__Task to carry out__.
What you return should match every record exactly, with the images removed.

______

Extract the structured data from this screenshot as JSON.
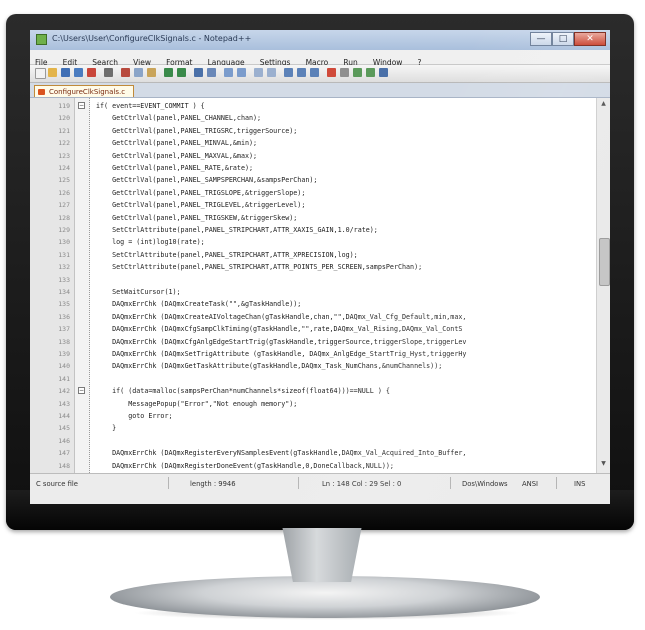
{
  "window": {
    "title": "C:\\Users\\User\\ConfigureClkSignals.c - Notepad++",
    "minimize_glyph": "—",
    "maximize_glyph": "□",
    "close_glyph": "✕"
  },
  "menu": [
    "File",
    "Edit",
    "Search",
    "View",
    "Format",
    "Language",
    "Settings",
    "Macro",
    "Run",
    "Window",
    "?"
  ],
  "tab": {
    "label": "ConfigureClkSignals.c"
  },
  "code_lines": [
    {
      "num": "119",
      "text": "if( event==EVENT_COMMIT ) {"
    },
    {
      "num": "120",
      "text": "    GetCtrlVal(panel,PANEL_CHANNEL,chan);"
    },
    {
      "num": "121",
      "text": "    GetCtrlVal(panel,PANEL_TRIGSRC,triggerSource);"
    },
    {
      "num": "122",
      "text": "    GetCtrlVal(panel,PANEL_MINVAL,&min);"
    },
    {
      "num": "123",
      "text": "    GetCtrlVal(panel,PANEL_MAXVAL,&max);"
    },
    {
      "num": "124",
      "text": "    GetCtrlVal(panel,PANEL_RATE,&rate);"
    },
    {
      "num": "125",
      "text": "    GetCtrlVal(panel,PANEL_SAMPSPERCHAN,&sampsPerChan);"
    },
    {
      "num": "126",
      "text": "    GetCtrlVal(panel,PANEL_TRIGSLOPE,&triggerSlope);"
    },
    {
      "num": "127",
      "text": "    GetCtrlVal(panel,PANEL_TRIGLEVEL,&triggerLevel);"
    },
    {
      "num": "128",
      "text": "    GetCtrlVal(panel,PANEL_TRIGSKEW,&triggerSkew);"
    },
    {
      "num": "129",
      "text": "    SetCtrlAttribute(panel,PANEL_STRIPCHART,ATTR_XAXIS_GAIN,1.0/rate);"
    },
    {
      "num": "130",
      "text": "    log = (int)log10(rate);"
    },
    {
      "num": "131",
      "text": "    SetCtrlAttribute(panel,PANEL_STRIPCHART,ATTR_XPRECISION,log);"
    },
    {
      "num": "132",
      "text": "    SetCtrlAttribute(panel,PANEL_STRIPCHART,ATTR_POINTS_PER_SCREEN,sampsPerChan);"
    },
    {
      "num": "133",
      "text": ""
    },
    {
      "num": "134",
      "text": "    SetWaitCursor(1);"
    },
    {
      "num": "135",
      "text": "    DAQmxErrChk (DAQmxCreateTask(\"\",&gTaskHandle));"
    },
    {
      "num": "136",
      "text": "    DAQmxErrChk (DAQmxCreateAIVoltageChan(gTaskHandle,chan,\"\",DAQmx_Val_Cfg_Default,min,max,"
    },
    {
      "num": "137",
      "text": "    DAQmxErrChk (DAQmxCfgSampClkTiming(gTaskHandle,\"\",rate,DAQmx_Val_Rising,DAQmx_Val_ContS"
    },
    {
      "num": "138",
      "text": "    DAQmxErrChk (DAQmxCfgAnlgEdgeStartTrig(gTaskHandle,triggerSource,triggerSlope,triggerLev"
    },
    {
      "num": "139",
      "text": "    DAQmxErrChk (DAQmxSetTrigAttribute (gTaskHandle, DAQmx_AnlgEdge_StartTrig_Hyst,triggerHy"
    },
    {
      "num": "140",
      "text": "    DAQmxErrChk (DAQmxGetTaskAttribute(gTaskHandle,DAQmx_Task_NumChans,&numChannels));"
    },
    {
      "num": "141",
      "text": ""
    },
    {
      "num": "142",
      "text": "    if( (data=malloc(sampsPerChan*numChannels*sizeof(float64)))==NULL ) {"
    },
    {
      "num": "143",
      "text": "        MessagePopup(\"Error\",\"Not enough memory\");"
    },
    {
      "num": "144",
      "text": "        goto Error;"
    },
    {
      "num": "145",
      "text": "    }"
    },
    {
      "num": "146",
      "text": ""
    },
    {
      "num": "147",
      "text": "    DAQmxErrChk (DAQmxRegisterEveryNSamplesEvent(gTaskHandle,DAQmx_Val_Acquired_Into_Buffer,"
    },
    {
      "num": "148",
      "text": "    DAQmxErrChk (DAQmxRegisterDoneEvent(gTaskHandle,0,DoneCallback,NULL));"
    }
  ],
  "status": {
    "file_type": "C source file",
    "length": "length : 9946",
    "position": "Ln : 148   Col : 29   Sel : 0",
    "eol": "Dos\\Windows",
    "encoding": "ANSI",
    "mode": "INS"
  }
}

______

__Full output__.
Extract the structured data from this screenshot as JSON.
{
  "window": {
    "title": "C:\\Users\\User\\ConfigureClkSignals.c - Notepad++",
    "minimize_glyph": "—",
    "maximize_glyph": "□",
    "close_glyph": "✕"
  },
  "menu": [
    "File",
    "Edit",
    "Search",
    "View",
    "Format",
    "Language",
    "Settings",
    "Macro",
    "Run",
    "Window",
    "?"
  ],
  "tab": {
    "label": "ConfigureClkSignals.c"
  },
  "code_lines": [
    {
      "num": "119",
      "text": "if( event==EVENT_COMMIT ) {"
    },
    {
      "num": "120",
      "text": "    GetCtrlVal(panel,PANEL_CHANNEL,chan);"
    },
    {
      "num": "121",
      "text": "    GetCtrlVal(panel,PANEL_TRIGSRC,triggerSource);"
    },
    {
      "num": "122",
      "text": "    GetCtrlVal(panel,PANEL_MINVAL,&min);"
    },
    {
      "num": "123",
      "text": "    GetCtrlVal(panel,PANEL_MAXVAL,&max);"
    },
    {
      "num": "124",
      "text": "    GetCtrlVal(panel,PANEL_RATE,&rate);"
    },
    {
      "num": "125",
      "text": "    GetCtrlVal(panel,PANEL_SAMPSPERCHAN,&sampsPerChan);"
    },
    {
      "num": "126",
      "text": "    GetCtrlVal(panel,PANEL_TRIGSLOPE,&triggerSlope);"
    },
    {
      "num": "127",
      "text": "    GetCtrlVal(panel,PANEL_TRIGLEVEL,&triggerLevel);"
    },
    {
      "num": "128",
      "text": "    GetCtrlVal(panel,PANEL_TRIGSKEW,&triggerSkew);"
    },
    {
      "num": "129",
      "text": "    SetCtrlAttribute(panel,PANEL_STRIPCHART,ATTR_XAXIS_GAIN,1.0/rate);"
    },
    {
      "num": "130",
      "text": "    log = (int)log10(rate);"
    },
    {
      "num": "131",
      "text": "    SetCtrlAttribute(panel,PANEL_STRIPCHART,ATTR_XPRECISION,log);"
    },
    {
      "num": "132",
      "text": "    SetCtrlAttribute(panel,PANEL_STRIPCHART,ATTR_POINTS_PER_SCREEN,sampsPerChan);"
    },
    {
      "num": "133",
      "text": ""
    },
    {
      "num": "134",
      "text": "    SetWaitCursor(1);"
    },
    {
      "num": "135",
      "text": "    DAQmxErrChk (DAQmxCreateTask(\"\",&gTaskHandle));"
    },
    {
      "num": "136",
      "text": "    DAQmxErrChk (DAQmxCreateAIVoltageChan(gTaskHandle,chan,\"\",DAQmx_Val_Cfg_Default,min,max,"
    },
    {
      "num": "137",
      "text": "    DAQmxErrChk (DAQmxCfgSampClkTiming(gTaskHandle,\"\",rate,DAQmx_Val_Rising,DAQmx_Val_ContS"
    },
    {
      "num": "138",
      "text": "    DAQmxErrChk (DAQmxCfgAnlgEdgeStartTrig(gTaskHandle,triggerSource,triggerSlope,triggerLev"
    },
    {
      "num": "139",
      "text": "    DAQmxErrChk (DAQmxSetTrigAttribute (gTaskHandle, DAQmx_AnlgEdge_StartTrig_Hyst,triggerHy"
    },
    {
      "num": "140",
      "text": "    DAQmxErrChk (DAQmxGetTaskAttribute(gTaskHandle,DAQmx_Task_NumChans,&numChannels));"
    },
    {
      "num": "141",
      "text": ""
    },
    {
      "num": "142",
      "text": "    if( (data=malloc(sampsPerChan*numChannels*sizeof(float64)))==NULL ) {"
    },
    {
      "num": "143",
      "text": "        MessagePopup(\"Error\",\"Not enough memory\");"
    },
    {
      "num": "144",
      "text": "        goto Error;"
    },
    {
      "num": "145",
      "text": "    }"
    },
    {
      "num": "146",
      "text": ""
    },
    {
      "num": "147",
      "text": "    DAQmxErrChk (DAQmxRegisterEveryNSamplesEvent(gTaskHandle,DAQmx_Val_Acquired_Into_Buffer,"
    },
    {
      "num": "148",
      "text": "    DAQmxErrChk (DAQmxRegisterDoneEvent(gTaskHandle,0,DoneCallback,NULL));"
    }
  ],
  "status": {
    "file_type": "C source file",
    "length": "length : 9946",
    "position": "Ln : 148   Col : 29   Sel : 0",
    "eol": "Dos\\Windows",
    "encoding": "ANSI",
    "mode": "INS"
  }
}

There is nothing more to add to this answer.